Reading passage:
* * * * * * * * *
In Avery Colt Is a Snake. A Thief. A Liar, Ron Austin’s descriptions are so alive—like the baby possums, “curled into big Cs like overcooked prawns” in “a nest of splinters and pulp”—that you have to play the parlor game, sifting writer from subject, teasing out the process. His began years ago, while he was working in communications and writing when he could, a story at a time. He received a 2016 Regional Arts Commission fellowship. In January 2017, he was at work when the phone rang: Austin’s as-yet unpublished manuscript had won the Nilzen Prize. He fought back tears, he says, not sure his colleagues would understand how important this was. Not the prizes or publication (the book’s out October 1, published by Southeast Missouri Press) but “genuinely creating something to connect to another person.”
OK, so just how much of Avery Colt is you?
One time I left my family home, came back, and found a baby possum underneath my desk. Well, that’s curious. There must have been a pregnant possum in the attic. Years later, I heard someone talk about finding a possum in the attic, and somebody asked what he did, and he said, ‘Well, I shot it.’ And I thought, That’s something my grandfather might do. So that was the leaping off point to understand certain personality types and build relatable situations. I’m building these situations and dropping people into them to see how it plays out.
* * * * * * * * *
Collected material:
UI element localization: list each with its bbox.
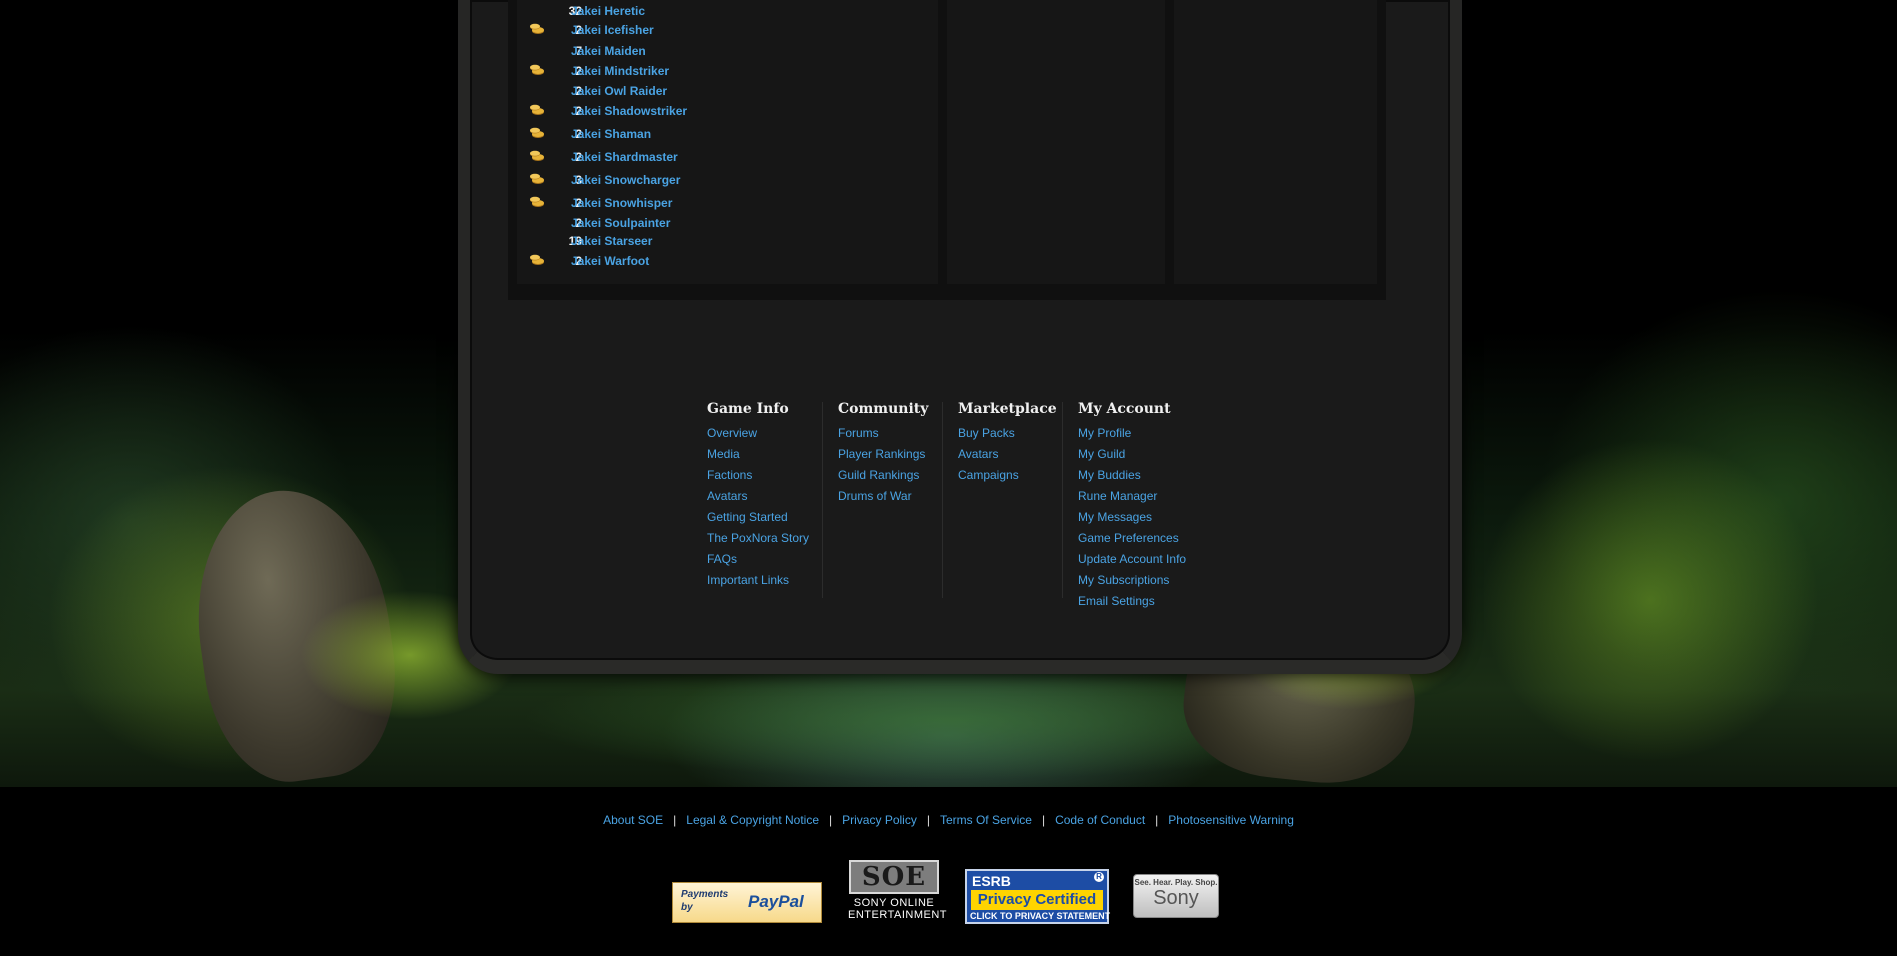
* * * * * * * * *
Parts of the exercise:
1 - List every date or year that the Ron Austin interview mentions.
2 - In the Ron Austin interview, rewrite the paragraph beginning "One time I left my family home" more briefly and keep its main facts.
3 - Carry the Ron Austin interview forward from its last sentence.

Replies:
1 - 2016, January 2017, October 1

2 - I once came home to find a baby possum under my desk, which meant a pregnant possum must have been in the attic. Years later I heard a man say he had shot a possum he found in his attic, and I thought my grandfather might do the same. That became my starting point for understanding certain personality types and building relatable situations. I drop people into those situations to see how things play out.

3 -
And fiction gives you that freedom.
Yeah. I like the storytelling mode of fiction, the way you can use it to create the best situations and characters to speak to your themes. In memoir or personal essay, you are looking for patterns. In fiction, you have a little more room to create those patterns. A lot of really great stories are a combination of a lot of different stories, stitched together. It’s an effort to understand a setting or situation or the way communities function.
What is it about adolescence that makes the coming of age novel so compelling?
You’re naturally in a mode of observation. As a writer, you are detailing and cataloging experience. At certain ages, when you are set into a pattern or routine, you are probably not going to use those observational skills as much. But when someone is going from adolescence to adulthood, they constantly have to weigh the examples set in front of them to start getting a sense of who they are. There’s a lot of tension there. At what point do you conform to expectations, and where do you break away from that, and ultimately where does that leave you? If you conform, there’s a certain ease. You are fitting yourself into a mold, and you don’t necessarily have to think as much. But depending on who you are as a person and how you conceive of yourself, at a certain point, it might make sense to take some risks and build your own mold. Tension and conflict naturally lead you to having realizations, because you need those realizations so you can make the best decisions.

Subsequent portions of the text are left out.